§ Your instructions
Gather all lines in the data that hold the string "this".

§ Information shown
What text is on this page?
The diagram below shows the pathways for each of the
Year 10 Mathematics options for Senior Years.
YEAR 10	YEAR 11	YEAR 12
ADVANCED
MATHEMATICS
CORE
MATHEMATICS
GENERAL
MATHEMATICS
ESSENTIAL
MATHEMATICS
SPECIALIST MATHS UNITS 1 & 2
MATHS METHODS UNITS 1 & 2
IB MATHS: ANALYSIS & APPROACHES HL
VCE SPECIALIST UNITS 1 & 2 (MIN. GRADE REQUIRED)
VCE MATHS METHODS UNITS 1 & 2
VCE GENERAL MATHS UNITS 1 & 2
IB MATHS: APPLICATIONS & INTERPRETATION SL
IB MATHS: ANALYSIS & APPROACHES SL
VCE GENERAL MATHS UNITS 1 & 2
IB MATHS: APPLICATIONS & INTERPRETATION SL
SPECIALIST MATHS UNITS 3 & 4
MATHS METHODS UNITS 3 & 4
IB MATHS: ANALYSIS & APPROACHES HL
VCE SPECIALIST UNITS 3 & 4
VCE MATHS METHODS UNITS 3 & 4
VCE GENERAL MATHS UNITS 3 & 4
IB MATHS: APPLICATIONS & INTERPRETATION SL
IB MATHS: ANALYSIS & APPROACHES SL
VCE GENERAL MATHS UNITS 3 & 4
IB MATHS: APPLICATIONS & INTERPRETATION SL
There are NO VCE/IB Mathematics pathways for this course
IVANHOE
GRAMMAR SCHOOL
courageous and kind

§ Task output
What text is on this page?
There are NO VCE/IB Mathematics pathways for this course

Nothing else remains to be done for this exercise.